Output the records. Match them exactly.
— Start Extracted entries —
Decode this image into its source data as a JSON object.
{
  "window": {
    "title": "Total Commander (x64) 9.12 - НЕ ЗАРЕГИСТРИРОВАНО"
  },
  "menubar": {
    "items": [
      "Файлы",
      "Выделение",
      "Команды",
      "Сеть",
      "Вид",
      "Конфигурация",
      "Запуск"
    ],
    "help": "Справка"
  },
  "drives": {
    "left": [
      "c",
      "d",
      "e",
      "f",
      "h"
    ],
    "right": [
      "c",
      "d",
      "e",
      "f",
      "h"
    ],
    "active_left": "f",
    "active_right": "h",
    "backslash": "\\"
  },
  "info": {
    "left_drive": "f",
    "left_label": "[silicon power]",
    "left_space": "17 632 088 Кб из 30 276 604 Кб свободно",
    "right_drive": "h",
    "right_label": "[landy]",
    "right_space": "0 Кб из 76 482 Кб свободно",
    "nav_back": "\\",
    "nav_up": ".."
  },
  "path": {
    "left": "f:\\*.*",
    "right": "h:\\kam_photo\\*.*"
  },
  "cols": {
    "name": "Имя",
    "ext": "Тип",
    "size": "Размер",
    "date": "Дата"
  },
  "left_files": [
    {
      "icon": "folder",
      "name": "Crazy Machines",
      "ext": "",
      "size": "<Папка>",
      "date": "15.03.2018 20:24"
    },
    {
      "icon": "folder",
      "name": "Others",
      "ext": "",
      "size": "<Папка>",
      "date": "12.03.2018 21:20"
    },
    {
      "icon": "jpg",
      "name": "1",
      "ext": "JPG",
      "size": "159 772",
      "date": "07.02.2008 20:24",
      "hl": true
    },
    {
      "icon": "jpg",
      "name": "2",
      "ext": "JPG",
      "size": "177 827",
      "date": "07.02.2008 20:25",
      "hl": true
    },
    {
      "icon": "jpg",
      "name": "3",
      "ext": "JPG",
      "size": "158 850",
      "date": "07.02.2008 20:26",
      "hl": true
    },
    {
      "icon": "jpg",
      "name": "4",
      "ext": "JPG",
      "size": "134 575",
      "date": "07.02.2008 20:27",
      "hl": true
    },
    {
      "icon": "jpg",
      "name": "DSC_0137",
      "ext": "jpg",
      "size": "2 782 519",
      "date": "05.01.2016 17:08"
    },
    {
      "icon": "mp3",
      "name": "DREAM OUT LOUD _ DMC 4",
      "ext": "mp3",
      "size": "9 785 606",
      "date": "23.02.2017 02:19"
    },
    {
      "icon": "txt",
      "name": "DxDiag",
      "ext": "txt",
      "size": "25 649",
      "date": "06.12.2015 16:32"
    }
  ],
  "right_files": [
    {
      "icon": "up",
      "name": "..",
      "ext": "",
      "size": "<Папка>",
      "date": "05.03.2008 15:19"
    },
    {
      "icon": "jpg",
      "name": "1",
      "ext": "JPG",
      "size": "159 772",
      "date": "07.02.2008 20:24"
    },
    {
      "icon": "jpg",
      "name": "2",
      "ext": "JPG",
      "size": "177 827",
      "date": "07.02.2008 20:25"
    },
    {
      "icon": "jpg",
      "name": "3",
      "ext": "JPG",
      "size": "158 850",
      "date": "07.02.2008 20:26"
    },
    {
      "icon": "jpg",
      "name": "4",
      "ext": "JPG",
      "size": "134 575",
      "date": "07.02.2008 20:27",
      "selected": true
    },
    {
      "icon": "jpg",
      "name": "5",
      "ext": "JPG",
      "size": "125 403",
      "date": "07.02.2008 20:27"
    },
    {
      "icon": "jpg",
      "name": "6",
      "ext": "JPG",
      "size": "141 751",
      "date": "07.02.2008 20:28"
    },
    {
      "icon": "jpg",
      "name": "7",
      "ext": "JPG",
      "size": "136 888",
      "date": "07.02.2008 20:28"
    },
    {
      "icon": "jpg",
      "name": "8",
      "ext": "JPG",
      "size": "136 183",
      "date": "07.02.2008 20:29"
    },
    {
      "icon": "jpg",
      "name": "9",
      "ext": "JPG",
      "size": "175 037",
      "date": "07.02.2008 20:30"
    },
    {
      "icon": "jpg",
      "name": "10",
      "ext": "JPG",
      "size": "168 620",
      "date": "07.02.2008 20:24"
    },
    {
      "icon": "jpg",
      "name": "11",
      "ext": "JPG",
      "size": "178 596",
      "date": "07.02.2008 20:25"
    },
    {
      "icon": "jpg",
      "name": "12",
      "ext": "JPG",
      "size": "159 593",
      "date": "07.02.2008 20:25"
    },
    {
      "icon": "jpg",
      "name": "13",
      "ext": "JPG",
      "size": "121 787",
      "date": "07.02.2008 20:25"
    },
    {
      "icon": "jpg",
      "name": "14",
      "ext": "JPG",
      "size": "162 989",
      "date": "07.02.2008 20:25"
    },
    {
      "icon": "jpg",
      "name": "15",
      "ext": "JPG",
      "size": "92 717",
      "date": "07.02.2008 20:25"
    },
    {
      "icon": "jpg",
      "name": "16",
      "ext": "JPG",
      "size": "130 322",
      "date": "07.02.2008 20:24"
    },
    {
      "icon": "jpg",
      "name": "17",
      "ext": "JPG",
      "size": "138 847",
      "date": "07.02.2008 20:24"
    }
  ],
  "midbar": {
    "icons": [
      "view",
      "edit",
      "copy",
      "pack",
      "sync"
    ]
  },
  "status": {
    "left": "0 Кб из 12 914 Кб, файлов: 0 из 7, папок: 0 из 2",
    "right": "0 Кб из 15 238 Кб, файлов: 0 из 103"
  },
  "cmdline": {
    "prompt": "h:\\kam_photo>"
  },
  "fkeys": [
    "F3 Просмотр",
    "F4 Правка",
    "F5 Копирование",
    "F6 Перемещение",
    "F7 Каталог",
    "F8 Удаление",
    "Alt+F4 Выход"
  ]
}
— End Extracted entries —
Exercise output
Decode this image into its source data as a JSON object.
{
  "window": {
    "title": "Total Commander (x64) 9.12 - НЕ ЗАРЕГИСТРИРОВАНО"
  },
  "menubar": {
    "items": [
      "Файлы",
      "Выделение",
      "Команды",
      "Сеть",
      "Вид",
      "Конфигурация",
      "Запуск"
    ],
    "help": "Справка"
  },
  "drives": {
    "left": [
      "c",
      "d",
      "e",
      "f",
      "h"
    ],
    "right": [
      "c",
      "d",
      "e",
      "f",
      "h"
    ],
    "active_left": "f",
    "active_right": "h",
    "backslash": "\\"
  },
  "info": {
    "left_drive": "f",
    "left_label": "[silicon power]",
    "left_space": "17 632 088 Кб из 30 276 604 Кб свободно",
    "right_drive": "h",
    "right_label": "[landy]",
    "right_space": "0 Кб из 76 482 Кб свободно",
    "nav_back": "\\",
    "nav_up": ".."
  },
  "path": {
    "left": "f:\\*.*",
    "right": "h:\\kam_photo\\*.*"
  },
  "cols": {
    "name": "Имя",
    "ext": "Тип",
    "size": "Размер",
    "date": "Дата"
  },
  "left_files": [
    {
      "icon": "folder",
      "name": "Crazy Machines",
      "ext": "",
      "size": "<Папка>",
      "date": "15.03.2018 20:24"
    },
    {
      "icon": "folder",
      "name": "Others",
      "ext": "",
      "size": "<Папка>",
      "date": "12.03.2018 21:20"
    },
    {
      "icon": "jpg",
      "name": "1",
      "ext": "JPG",
      "size": "159 772",
      "date": "07.02.2008 20:24",
      "hl": true
    },
    {
      "icon": "jpg",
      "name": "2",
      "ext": "JPG",
      "size": "177 827",
      "date": "07.02.2008 20:25",
      "hl": true
    },
    {
      "icon": "jpg",
      "name": "3",
      "ext": "JPG",
      "size": "158 850",
      "date": "07.02.2008 20:26",
      "hl": true
    },
    {
      "icon": "jpg",
      "name": "4",
      "ext": "JPG",
      "size": "134 575",
      "date": "07.02.2008 20:27",
      "hl": true
    },
    {
      "icon": "jpg",
      "name": "DSC_0137",
      "ext": "jpg",
      "size": "2 782 519",
      "date": "05.01.2016 17:08"
    },
    {
      "icon": "mp3",
      "name": "DREAM OUT LOUD _ DMC 4",
      "ext": "mp3",
      "size": "9 785 606",
      "date": "23.02.2017 02:19"
    },
    {
      "icon": "txt",
      "name": "DxDiag",
      "ext": "txt",
      "size": "25 649",
      "date": "06.12.2015 16:32"
    }
  ],
  "right_files": [
    {
      "icon": "up",
      "name": "..",
      "ext": "",
      "size": "<Папка>",
      "date": "05.03.2008 15:19"
    },
    {
      "icon": "jpg",
      "name": "1",
      "ext": "JPG",
      "size": "159 772",
      "date": "07.02.2008 20:24"
    },
    {
      "icon": "jpg",
      "name": "2",
      "ext": "JPG",
      "size": "177 827",
      "date": "07.02.2008 20:25"
    },
    {
      "icon": "jpg",
      "name": "3",
      "ext": "JPG",
      "size": "158 850",
      "date": "07.02.2008 20:26"
    },
    {
      "icon": "jpg",
      "name": "4",
      "ext": "JPG",
      "size": "134 575",
      "date": "07.02.2008 20:27",
      "selected": true
    },
    {
      "icon": "jpg",
      "name": "5",
      "ext": "JPG",
      "size": "125 403",
      "date": "07.02.2008 20:27"
    },
    {
      "icon": "jpg",
      "name": "6",
      "ext": "JPG",
      "size": "141 751",
      "date": "07.02.2008 20:28"
    },
    {
      "icon": "jpg",
      "name": "7",
      "ext": "JPG",
      "size": "136 888",
      "date": "07.02.2008 20:28"
    },
    {
      "icon": "jpg",
      "name": "8",
      "ext": "JPG",
      "size": "136 183",
      "date": "07.02.2008 20:29"
    },
    {
      "icon": "jpg",
      "name": "9",
      "ext": "JPG",
      "size": "175 037",
      "date": "07.02.2008 20:30"
    },
    {
      "icon": "jpg",
      "name": "10",
      "ext": "JPG",
      "size": "168 620",
      "date": "07.02.2008 20:24"
    },
    {
      "icon": "jpg",
      "name": "11",
      "ext": "JPG",
      "size": "178 596",
      "date": "07.02.2008 20:25"
    },
    {
      "icon": "jpg",
      "name": "12",
      "ext": "JPG",
      "size": "159 593",
      "date": "07.02.2008 20:25"
    },
    {
      "icon": "jpg",
      "name": "13",
      "ext": "JPG",
      "size": "121 787",
      "date": "07.02.2008 20:25"
    },
    {
      "icon": "jpg",
      "name": "14",
      "ext": "JPG",
      "size": "162 989",
      "date": "07.02.2008 20:25"
    },
    {
      "icon": "jpg",
      "name": "15",
      "ext": "JPG",
      "size": "92 717",
      "date": "07.02.2008 20:25"
    },
    {
      "icon": "jpg",
      "name": "16",
      "ext": "JPG",
      "size": "130 322",
      "date": "07.02.2008 20:24"
    },
    {
      "icon": "jpg",
      "name": "17",
      "ext": "JPG",
      "size": "138 847",
      "date": "07.02.2008 20:24"
    }
  ],
  "midbar": {
    "icons": [
      "view",
      "edit",
      "copy",
      "pack",
      "sync"
    ]
  },
  "status": {
    "left": "0 Кб из 12 914 Кб, файлов: 0 из 7, папок: 0 из 2",
    "right": "0 Кб из 15 238 Кб, файлов: 0 из 103"
  },
  "cmdline": {
    "prompt": "h:\\kam_photo>"
  },
  "fkeys": [
    "F3 Просмотр",
    "F4 Правка",
    "F5 Копирование",
    "F6 Перемещение",
    "F7 Каталог",
    "F8 Удаление",
    "Alt+F4 Выход"
  ]
}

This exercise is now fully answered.